▶ _INSTRUCTIONS FOR THE TASK_
Gather up every line that includes the string "Pagong".
-*-
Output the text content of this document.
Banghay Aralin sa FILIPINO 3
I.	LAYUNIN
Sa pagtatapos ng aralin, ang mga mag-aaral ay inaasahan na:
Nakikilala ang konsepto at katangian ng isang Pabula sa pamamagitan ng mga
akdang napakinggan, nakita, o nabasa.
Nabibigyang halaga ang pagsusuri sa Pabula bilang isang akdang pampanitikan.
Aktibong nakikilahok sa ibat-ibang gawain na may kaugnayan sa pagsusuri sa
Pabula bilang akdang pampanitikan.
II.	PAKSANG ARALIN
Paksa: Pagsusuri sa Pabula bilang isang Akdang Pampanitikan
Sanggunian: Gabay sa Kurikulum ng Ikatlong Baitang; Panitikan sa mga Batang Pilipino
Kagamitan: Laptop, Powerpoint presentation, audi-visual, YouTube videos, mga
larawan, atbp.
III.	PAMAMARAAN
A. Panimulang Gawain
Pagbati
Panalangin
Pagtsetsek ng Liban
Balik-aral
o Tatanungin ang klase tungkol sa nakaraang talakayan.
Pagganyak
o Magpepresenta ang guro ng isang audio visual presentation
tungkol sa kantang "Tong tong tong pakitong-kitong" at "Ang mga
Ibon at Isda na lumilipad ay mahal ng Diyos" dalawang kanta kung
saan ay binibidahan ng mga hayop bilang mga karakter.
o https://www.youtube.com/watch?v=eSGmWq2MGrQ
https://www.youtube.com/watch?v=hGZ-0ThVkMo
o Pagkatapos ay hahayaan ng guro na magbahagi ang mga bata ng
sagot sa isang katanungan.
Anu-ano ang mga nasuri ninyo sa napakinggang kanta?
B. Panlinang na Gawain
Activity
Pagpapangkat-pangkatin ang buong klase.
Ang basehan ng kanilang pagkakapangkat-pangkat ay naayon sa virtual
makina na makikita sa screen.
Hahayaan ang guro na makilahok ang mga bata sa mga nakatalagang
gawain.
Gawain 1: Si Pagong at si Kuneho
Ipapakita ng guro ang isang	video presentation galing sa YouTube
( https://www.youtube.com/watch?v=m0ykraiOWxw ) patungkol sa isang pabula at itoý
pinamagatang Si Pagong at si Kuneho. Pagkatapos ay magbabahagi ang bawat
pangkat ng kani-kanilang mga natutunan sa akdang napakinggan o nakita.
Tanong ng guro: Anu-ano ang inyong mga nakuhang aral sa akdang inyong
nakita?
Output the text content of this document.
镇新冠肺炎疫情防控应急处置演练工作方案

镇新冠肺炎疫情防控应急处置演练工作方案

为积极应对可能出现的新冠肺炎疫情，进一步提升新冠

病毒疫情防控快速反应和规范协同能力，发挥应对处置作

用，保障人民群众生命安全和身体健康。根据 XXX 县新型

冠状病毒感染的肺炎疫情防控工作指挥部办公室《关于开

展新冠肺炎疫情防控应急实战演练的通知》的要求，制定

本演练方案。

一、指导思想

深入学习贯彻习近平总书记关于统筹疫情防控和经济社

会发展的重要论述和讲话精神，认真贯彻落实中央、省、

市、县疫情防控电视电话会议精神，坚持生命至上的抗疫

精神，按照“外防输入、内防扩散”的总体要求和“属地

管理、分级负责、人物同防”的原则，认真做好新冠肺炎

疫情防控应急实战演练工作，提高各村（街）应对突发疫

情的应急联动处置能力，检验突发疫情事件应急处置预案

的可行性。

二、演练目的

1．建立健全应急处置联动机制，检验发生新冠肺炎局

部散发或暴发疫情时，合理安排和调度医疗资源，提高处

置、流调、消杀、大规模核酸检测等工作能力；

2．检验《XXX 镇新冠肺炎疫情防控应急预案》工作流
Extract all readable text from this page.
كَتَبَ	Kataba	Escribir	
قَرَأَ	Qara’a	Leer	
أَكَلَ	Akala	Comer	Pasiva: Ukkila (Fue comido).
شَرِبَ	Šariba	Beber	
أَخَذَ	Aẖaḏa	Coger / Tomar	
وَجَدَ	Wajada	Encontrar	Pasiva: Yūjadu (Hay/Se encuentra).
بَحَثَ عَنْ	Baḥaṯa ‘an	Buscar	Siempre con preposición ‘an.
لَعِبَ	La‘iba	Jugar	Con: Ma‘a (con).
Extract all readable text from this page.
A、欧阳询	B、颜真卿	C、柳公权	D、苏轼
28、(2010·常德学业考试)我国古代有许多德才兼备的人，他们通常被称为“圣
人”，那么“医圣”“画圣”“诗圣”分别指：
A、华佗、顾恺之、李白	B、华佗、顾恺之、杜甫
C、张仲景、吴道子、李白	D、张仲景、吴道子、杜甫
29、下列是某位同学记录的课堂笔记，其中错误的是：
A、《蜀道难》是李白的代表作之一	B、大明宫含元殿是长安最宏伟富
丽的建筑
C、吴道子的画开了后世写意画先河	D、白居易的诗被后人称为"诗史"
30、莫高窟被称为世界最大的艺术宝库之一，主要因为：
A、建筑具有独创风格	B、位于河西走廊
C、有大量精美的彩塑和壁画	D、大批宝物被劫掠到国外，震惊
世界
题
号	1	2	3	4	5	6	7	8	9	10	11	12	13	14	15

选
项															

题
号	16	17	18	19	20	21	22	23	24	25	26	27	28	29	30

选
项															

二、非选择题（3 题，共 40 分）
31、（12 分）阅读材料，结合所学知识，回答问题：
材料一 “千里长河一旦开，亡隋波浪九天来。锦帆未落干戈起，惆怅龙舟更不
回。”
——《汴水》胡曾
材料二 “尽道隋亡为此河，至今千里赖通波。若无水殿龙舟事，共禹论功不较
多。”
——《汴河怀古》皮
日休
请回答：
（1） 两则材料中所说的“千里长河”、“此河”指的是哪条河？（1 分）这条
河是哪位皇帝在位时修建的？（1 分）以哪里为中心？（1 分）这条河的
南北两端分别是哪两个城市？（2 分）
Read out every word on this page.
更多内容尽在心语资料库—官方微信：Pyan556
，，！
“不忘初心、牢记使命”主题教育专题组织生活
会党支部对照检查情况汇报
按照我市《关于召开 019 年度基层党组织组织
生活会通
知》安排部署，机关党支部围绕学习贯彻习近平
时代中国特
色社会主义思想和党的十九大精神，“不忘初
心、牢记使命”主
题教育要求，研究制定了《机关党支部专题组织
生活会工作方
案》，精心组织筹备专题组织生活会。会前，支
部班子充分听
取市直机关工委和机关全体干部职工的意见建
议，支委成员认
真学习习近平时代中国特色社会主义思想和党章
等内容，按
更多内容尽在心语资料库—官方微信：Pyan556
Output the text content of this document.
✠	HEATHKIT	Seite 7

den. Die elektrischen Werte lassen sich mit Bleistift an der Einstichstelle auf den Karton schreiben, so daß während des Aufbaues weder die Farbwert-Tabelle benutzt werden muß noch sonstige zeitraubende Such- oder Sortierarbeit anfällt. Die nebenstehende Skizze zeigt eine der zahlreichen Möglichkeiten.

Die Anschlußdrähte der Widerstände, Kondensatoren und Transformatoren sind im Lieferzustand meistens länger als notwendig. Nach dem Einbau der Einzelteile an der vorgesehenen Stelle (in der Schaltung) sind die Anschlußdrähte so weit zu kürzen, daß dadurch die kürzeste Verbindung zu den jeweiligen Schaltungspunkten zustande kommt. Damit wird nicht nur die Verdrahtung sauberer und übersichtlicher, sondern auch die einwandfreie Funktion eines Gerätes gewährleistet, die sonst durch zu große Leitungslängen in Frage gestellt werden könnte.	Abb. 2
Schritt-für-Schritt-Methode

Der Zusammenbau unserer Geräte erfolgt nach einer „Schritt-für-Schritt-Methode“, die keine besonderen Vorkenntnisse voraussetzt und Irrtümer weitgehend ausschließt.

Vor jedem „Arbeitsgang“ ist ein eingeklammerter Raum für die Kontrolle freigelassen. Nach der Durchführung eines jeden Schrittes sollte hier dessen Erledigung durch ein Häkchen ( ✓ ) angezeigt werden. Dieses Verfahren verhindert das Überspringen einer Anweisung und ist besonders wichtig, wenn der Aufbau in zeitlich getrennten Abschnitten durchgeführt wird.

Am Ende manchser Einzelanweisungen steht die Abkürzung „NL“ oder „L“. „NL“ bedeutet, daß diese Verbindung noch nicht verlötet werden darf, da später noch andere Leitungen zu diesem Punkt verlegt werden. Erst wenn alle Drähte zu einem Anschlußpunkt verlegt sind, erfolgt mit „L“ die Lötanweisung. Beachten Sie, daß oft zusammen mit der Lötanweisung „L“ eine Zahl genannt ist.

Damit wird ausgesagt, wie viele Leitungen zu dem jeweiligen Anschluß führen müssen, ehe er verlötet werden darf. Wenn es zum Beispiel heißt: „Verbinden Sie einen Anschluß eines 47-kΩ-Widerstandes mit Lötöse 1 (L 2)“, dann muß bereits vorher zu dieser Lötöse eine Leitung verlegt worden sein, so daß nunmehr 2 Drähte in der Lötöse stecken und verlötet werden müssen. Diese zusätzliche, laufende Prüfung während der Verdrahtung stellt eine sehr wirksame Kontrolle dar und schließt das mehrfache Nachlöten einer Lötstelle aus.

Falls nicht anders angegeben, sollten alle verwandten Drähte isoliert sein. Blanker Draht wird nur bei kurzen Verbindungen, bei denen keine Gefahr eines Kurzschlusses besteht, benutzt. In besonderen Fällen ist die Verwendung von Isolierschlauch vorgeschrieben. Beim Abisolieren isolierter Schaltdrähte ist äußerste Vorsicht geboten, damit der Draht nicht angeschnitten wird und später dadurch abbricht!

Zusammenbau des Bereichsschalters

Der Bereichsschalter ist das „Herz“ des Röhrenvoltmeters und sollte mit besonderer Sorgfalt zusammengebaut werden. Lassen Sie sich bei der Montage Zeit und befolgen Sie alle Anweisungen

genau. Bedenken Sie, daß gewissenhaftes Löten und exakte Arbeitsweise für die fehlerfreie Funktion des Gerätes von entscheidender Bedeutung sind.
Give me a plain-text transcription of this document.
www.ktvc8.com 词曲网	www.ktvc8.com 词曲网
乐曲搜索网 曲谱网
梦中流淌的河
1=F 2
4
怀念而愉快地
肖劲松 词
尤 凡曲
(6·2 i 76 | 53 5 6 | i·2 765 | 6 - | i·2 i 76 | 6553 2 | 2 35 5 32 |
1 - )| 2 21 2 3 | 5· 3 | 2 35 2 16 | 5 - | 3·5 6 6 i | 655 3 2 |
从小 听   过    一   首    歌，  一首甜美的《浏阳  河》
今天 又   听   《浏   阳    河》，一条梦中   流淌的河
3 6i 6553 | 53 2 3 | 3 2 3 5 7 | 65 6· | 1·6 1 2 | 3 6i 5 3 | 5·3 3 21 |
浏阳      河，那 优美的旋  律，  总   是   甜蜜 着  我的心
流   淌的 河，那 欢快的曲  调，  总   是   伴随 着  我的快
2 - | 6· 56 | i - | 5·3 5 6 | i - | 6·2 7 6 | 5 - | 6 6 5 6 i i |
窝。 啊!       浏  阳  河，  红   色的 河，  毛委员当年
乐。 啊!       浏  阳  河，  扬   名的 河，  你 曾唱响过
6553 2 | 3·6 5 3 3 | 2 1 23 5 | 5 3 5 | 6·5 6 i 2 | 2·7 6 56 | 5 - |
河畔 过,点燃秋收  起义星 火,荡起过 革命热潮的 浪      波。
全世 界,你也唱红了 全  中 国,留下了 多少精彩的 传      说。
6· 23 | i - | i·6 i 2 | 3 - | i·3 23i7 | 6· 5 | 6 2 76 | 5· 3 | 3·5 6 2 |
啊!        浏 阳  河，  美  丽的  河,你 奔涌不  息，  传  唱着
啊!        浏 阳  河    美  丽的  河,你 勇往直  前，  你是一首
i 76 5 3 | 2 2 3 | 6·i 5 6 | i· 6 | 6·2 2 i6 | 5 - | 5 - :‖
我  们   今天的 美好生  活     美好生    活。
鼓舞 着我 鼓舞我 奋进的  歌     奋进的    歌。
-*-
▶ _RESULT_
Gawain 1: Si Pagong at si Kuneho
pinamagatang Si Pagong at si Kuneho. Pagkatapos ay magbabahagi ang bawat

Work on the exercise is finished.